* **THE RECORDS**:
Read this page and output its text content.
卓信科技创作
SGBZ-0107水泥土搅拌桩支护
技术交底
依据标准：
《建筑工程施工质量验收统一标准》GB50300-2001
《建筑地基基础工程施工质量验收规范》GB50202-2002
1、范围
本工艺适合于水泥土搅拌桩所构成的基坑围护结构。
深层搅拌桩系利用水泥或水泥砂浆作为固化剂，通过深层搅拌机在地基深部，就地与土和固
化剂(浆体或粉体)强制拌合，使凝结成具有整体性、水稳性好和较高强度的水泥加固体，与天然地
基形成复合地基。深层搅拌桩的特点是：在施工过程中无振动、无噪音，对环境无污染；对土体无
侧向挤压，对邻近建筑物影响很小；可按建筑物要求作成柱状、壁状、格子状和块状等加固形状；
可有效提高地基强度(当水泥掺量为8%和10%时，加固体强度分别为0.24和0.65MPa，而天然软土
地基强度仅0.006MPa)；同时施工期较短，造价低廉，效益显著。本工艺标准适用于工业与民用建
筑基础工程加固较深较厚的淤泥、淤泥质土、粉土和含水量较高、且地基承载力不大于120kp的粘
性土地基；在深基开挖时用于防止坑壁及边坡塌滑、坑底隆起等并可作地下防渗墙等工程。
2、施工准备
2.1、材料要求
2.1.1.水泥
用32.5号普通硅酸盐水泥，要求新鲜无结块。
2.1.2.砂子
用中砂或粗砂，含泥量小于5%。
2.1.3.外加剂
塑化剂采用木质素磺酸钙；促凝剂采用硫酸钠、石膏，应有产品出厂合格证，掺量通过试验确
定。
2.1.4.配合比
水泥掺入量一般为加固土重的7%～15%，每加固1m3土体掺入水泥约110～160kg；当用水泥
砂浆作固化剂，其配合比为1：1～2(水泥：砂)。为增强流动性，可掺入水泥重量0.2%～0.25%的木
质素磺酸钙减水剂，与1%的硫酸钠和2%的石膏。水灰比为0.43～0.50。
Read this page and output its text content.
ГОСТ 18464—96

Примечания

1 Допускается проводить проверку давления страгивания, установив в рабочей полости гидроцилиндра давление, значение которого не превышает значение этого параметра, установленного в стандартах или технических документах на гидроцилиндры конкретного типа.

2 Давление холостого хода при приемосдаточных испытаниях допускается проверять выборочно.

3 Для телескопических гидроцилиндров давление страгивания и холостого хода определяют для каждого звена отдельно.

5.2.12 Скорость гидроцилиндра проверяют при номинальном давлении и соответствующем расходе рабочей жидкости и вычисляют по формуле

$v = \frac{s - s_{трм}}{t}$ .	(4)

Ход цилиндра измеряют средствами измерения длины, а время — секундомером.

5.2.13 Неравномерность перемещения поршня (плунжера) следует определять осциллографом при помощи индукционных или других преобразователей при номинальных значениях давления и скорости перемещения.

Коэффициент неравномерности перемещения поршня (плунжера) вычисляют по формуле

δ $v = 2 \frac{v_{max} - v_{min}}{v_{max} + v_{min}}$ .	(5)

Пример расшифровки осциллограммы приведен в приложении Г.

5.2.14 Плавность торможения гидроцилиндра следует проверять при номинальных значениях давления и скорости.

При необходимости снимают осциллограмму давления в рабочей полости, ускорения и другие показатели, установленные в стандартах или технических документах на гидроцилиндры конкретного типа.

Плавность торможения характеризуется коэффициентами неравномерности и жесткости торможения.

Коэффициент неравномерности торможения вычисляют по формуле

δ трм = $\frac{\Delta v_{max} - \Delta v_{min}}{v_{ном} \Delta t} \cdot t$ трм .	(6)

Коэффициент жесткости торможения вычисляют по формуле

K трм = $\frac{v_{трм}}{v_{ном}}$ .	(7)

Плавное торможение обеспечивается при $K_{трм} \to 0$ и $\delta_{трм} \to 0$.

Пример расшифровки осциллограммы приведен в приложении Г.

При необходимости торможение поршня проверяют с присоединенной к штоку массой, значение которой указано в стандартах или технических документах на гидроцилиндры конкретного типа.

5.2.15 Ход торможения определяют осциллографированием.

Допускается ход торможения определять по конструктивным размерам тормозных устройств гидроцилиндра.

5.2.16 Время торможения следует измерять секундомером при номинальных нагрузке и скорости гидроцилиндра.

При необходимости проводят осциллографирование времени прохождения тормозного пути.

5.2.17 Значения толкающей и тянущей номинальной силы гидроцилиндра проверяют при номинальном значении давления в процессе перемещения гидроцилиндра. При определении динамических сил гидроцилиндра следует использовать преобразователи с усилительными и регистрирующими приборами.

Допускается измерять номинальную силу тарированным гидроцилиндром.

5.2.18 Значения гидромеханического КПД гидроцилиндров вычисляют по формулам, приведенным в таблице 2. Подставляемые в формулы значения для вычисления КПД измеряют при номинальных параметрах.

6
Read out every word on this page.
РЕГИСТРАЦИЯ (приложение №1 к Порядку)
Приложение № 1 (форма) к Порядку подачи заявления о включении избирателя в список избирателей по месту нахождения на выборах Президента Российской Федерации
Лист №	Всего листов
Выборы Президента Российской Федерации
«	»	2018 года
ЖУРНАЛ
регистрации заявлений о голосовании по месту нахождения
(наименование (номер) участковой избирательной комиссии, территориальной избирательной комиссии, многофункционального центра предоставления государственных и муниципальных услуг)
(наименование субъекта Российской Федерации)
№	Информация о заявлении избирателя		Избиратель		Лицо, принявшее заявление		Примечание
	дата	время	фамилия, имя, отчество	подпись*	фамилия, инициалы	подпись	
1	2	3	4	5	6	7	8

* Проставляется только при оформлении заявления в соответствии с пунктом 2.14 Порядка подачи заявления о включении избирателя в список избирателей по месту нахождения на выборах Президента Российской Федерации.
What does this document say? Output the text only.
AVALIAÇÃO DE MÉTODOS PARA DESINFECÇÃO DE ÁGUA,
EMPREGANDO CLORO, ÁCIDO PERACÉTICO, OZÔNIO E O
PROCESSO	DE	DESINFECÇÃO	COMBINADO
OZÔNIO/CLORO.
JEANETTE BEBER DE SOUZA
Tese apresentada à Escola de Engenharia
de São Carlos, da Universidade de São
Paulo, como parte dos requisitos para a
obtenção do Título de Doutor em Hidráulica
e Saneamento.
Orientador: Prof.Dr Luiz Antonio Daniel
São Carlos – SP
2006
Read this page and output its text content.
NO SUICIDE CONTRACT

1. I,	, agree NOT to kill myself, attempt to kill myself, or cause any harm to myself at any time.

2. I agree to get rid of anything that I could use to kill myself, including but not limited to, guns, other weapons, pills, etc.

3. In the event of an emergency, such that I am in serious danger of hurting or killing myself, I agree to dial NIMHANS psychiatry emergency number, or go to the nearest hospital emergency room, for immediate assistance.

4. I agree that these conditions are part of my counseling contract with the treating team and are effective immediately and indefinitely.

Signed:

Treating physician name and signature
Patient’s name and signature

* **EXERCISE GOAL**:
Set down the entries verbatim, leaving none out.

* **TASK RESULT**:
Read this page and output its text content.
卓信科技创作
SGBZ-0107水泥土搅拌桩支护
技术交底
依据标准：
《建筑工程施工质量验收统一标准》GB50300-2001
《建筑地基基础工程施工质量验收规范》GB50202-2002
1、范围
本工艺适合于水泥土搅拌桩所构成的基坑围护结构。
深层搅拌桩系利用水泥或水泥砂浆作为固化剂，通过深层搅拌机在地基深部，就地与土和固
化剂(浆体或粉体)强制拌合，使凝结成具有整体性、水稳性好和较高强度的水泥加固体，与天然地
基形成复合地基。深层搅拌桩的特点是：在施工过程中无振动、无噪音，对环境无污染；对土体无
侧向挤压，对邻近建筑物影响很小；可按建筑物要求作成柱状、壁状、格子状和块状等加固形状；
可有效提高地基强度(当水泥掺量为8%和10%时，加固体强度分别为0.24和0.65MPa，而天然软土
地基强度仅0.006MPa)；同时施工期较短，造价低廉，效益显著。本工艺标准适用于工业与民用建
筑基础工程加固较深较厚的淤泥、淤泥质土、粉土和含水量较高、且地基承载力不大于120kp的粘
性土地基；在深基开挖时用于防止坑壁及边坡塌滑、坑底隆起等并可作地下防渗墙等工程。
2、施工准备
2.1、材料要求
2.1.1.水泥
用32.5号普通硅酸盐水泥，要求新鲜无结块。
2.1.2.砂子
用中砂或粗砂，含泥量小于5%。
2.1.3.外加剂
塑化剂采用木质素磺酸钙；促凝剂采用硫酸钠、石膏，应有产品出厂合格证，掺量通过试验确
定。
2.1.4.配合比
水泥掺入量一般为加固土重的7%～15%，每加固1m3土体掺入水泥约110～160kg；当用水泥
砂浆作固化剂，其配合比为1：1～2(水泥：砂)。为增强流动性，可掺入水泥重量0.2%～0.25%的木
质素磺酸钙减水剂，与1%的硫酸钠和2%的石膏。水灰比为0.43～0.50。
Read this page and output its text content.
ГОСТ 18464—96

Примечания

1 Допускается проводить проверку давления страгивания, установив в рабочей полости гидроцилиндра давление, значение которого не превышает значение этого параметра, установленного в стандартах или технических документах на гидроцилиндры конкретного типа.

2 Давление холостого хода при приемосдаточных испытаниях допускается проверять выборочно.

3 Для телескопических гидроцилиндров давление страгивания и холостого хода определяют для каждого звена отдельно.

5.2.12 Скорость гидроцилиндра проверяют при номинальном давлении и соответствующем расходе рабочей жидкости и вычисляют по формуле

$v = \frac{s - s_{трм}}{t}$ .	(4)

Ход цилиндра измеряют средствами измерения длины, а время — секундомером.

5.2.13 Неравномерность перемещения поршня (плунжера) следует определять осциллографом при помощи индукционных или других преобразователей при номинальных значениях давления и скорости перемещения.

Коэффициент неравномерности перемещения поршня (плунжера) вычисляют по формуле

δ $v = 2 \frac{v_{max} - v_{min}}{v_{max} + v_{min}}$ .	(5)

Пример расшифровки осциллограммы приведен в приложении Г.

5.2.14 Плавность торможения гидроцилиндра следует проверять при номинальных значениях давления и скорости.

При необходимости снимают осциллограмму давления в рабочей полости, ускорения и другие показатели, установленные в стандартах или технических документах на гидроцилиндры конкретного типа.

Плавность торможения характеризуется коэффициентами неравномерности и жесткости торможения.

Коэффициент неравномерности торможения вычисляют по формуле

δ трм = $\frac{\Delta v_{max} - \Delta v_{min}}{v_{ном} \Delta t} \cdot t$ трм .	(6)

Коэффициент жесткости торможения вычисляют по формуле

K трм = $\frac{v_{трм}}{v_{ном}}$ .	(7)

Плавное торможение обеспечивается при $K_{трм} \to 0$ и $\delta_{трм} \to 0$.

Пример расшифровки осциллограммы приведен в приложении Г.

При необходимости торможение поршня проверяют с присоединенной к штоку массой, значение которой указано в стандартах или технических документах на гидроцилиндры конкретного типа.

5.2.15 Ход торможения определяют осциллографированием.

Допускается ход торможения определять по конструктивным размерам тормозных устройств гидроцилиндра.

5.2.16 Время торможения следует измерять секундомером при номинальных нагрузке и скорости гидроцилиндра.

При необходимости проводят осциллографирование времени прохождения тормозного пути.

5.2.17 Значения толкающей и тянущей номинальной силы гидроцилиндра проверяют при номинальном значении давления в процессе перемещения гидроцилиндра. При определении динамических сил гидроцилиндра следует использовать преобразователи с усилительными и регистрирующими приборами.

Допускается измерять номинальную силу тарированным гидроцилиндром.

5.2.18 Значения гидромеханического КПД гидроцилиндров вычисляют по формулам, приведенным в таблице 2. Подставляемые в формулы значения для вычисления КПД измеряют при номинальных параметрах.

6
Read out every word on this page.
РЕГИСТРАЦИЯ (приложение №1 к Порядку)
Приложение № 1 (форма) к Порядку подачи заявления о включении избирателя в список избирателей по месту нахождения на выборах Президента Российской Федерации
Лист №	Всего листов
Выборы Президента Российской Федерации
«	»	2018 года
ЖУРНАЛ
регистрации заявлений о голосовании по месту нахождения
(наименование (номер) участковой избирательной комиссии, территориальной избирательной комиссии, многофункционального центра предоставления государственных и муниципальных услуг)
(наименование субъекта Российской Федерации)
№	Информация о заявлении избирателя		Избиратель		Лицо, принявшее заявление		Примечание
	дата	время	фамилия, имя, отчество	подпись*	фамилия, инициалы	подпись	
1	2	3	4	5	6	7	8

* Проставляется только при оформлении заявления в соответствии с пунктом 2.14 Порядка подачи заявления о включении избирателя в список избирателей по месту нахождения на выборах Президента Российской Федерации.
What does this document say? Output the text only.
AVALIAÇÃO DE MÉTODOS PARA DESINFECÇÃO DE ÁGUA,
EMPREGANDO CLORO, ÁCIDO PERACÉTICO, OZÔNIO E O
PROCESSO	DE	DESINFECÇÃO	COMBINADO
OZÔNIO/CLORO.
JEANETTE BEBER DE SOUZA
Tese apresentada à Escola de Engenharia
de São Carlos, da Universidade de São
Paulo, como parte dos requisitos para a
obtenção do Título de Doutor em Hidráulica
e Saneamento.
Orientador: Prof.Dr Luiz Antonio Daniel
São Carlos – SP
2006
Read this page and output its text content.
NO SUICIDE CONTRACT

1. I,	, agree NOT to kill myself, attempt to kill myself, or cause any harm to myself at any time.

2. I agree to get rid of anything that I could use to kill myself, including but not limited to, guns, other weapons, pills, etc.

3. In the event of an emergency, such that I am in serious danger of hurting or killing myself, I agree to dial NIMHANS psychiatry emergency number, or go to the nearest hospital emergency room, for immediate assistance.

4. I agree that these conditions are part of my counseling contract with the treating team and are effective immediately and indefinitely.

Signed:

Treating physician name and signature
Patient’s name and signature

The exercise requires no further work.